(Figure content listings)
╭──
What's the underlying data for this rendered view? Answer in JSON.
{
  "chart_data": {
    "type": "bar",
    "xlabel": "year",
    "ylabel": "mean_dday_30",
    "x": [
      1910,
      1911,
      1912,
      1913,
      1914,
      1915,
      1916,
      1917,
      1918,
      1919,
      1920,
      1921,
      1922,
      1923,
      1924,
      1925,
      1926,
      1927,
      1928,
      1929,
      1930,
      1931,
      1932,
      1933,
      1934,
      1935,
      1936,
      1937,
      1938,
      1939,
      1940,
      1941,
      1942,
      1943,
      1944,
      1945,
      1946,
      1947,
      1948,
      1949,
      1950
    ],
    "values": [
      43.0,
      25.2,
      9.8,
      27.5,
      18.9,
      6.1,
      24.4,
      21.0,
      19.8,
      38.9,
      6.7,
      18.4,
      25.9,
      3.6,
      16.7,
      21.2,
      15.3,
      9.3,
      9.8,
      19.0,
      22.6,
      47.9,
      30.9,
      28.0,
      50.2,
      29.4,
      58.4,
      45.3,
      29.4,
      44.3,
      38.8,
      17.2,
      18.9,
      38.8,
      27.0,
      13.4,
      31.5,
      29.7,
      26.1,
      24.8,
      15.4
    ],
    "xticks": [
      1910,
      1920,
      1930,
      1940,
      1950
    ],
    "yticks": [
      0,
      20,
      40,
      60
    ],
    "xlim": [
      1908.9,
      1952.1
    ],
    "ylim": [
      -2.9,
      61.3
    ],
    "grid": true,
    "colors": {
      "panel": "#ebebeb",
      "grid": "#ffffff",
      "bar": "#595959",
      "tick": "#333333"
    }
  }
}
╰──
## GOAL
Write out the records above again, keeping each one identical to the original.

## COMPLETE OUTPUT
What's the underlying data for this rendered view? Answer in JSON.
{
  "chart_data": {
    "type": "bar",
    "xlabel": "year",
    "ylabel": "mean_dday_30",
    "x": [
      1910,
      1911,
      1912,
      1913,
      1914,
      1915,
      1916,
      1917,
      1918,
      1919,
      1920,
      1921,
      1922,
      1923,
      1924,
      1925,
      1926,
      1927,
      1928,
      1929,
      1930,
      1931,
      1932,
      1933,
      1934,
      1935,
      1936,
      1937,
      1938,
      1939,
      1940,
      1941,
      1942,
      1943,
      1944,
      1945,
      1946,
      1947,
      1948,
      1949,
      1950
    ],
    "values": [
      43.0,
      25.2,
      9.8,
      27.5,
      18.9,
      6.1,
      24.4,
      21.0,
      19.8,
      38.9,
      6.7,
      18.4,
      25.9,
      3.6,
      16.7,
      21.2,
      15.3,
      9.3,
      9.8,
      19.0,
      22.6,
      47.9,
      30.9,
      28.0,
      50.2,
      29.4,
      58.4,
      45.3,
      29.4,
      44.3,
      38.8,
      17.2,
      18.9,
      38.8,
      27.0,
      13.4,
      31.5,
      29.7,
      26.1,
      24.8,
      15.4
    ],
    "xticks": [
      1910,
      1920,
      1930,
      1940,
      1950
    ],
    "yticks": [
      0,
      20,
      40,
      60
    ],
    "xlim": [
      1908.9,
      1952.1
    ],
    "ylim": [
      -2.9,
      61.3
    ],
    "grid": true,
    "colors": {
      "panel": "#ebebeb",
      "grid": "#ffffff",
      "bar": "#595959",
      "tick": "#333333"
    }
  }
}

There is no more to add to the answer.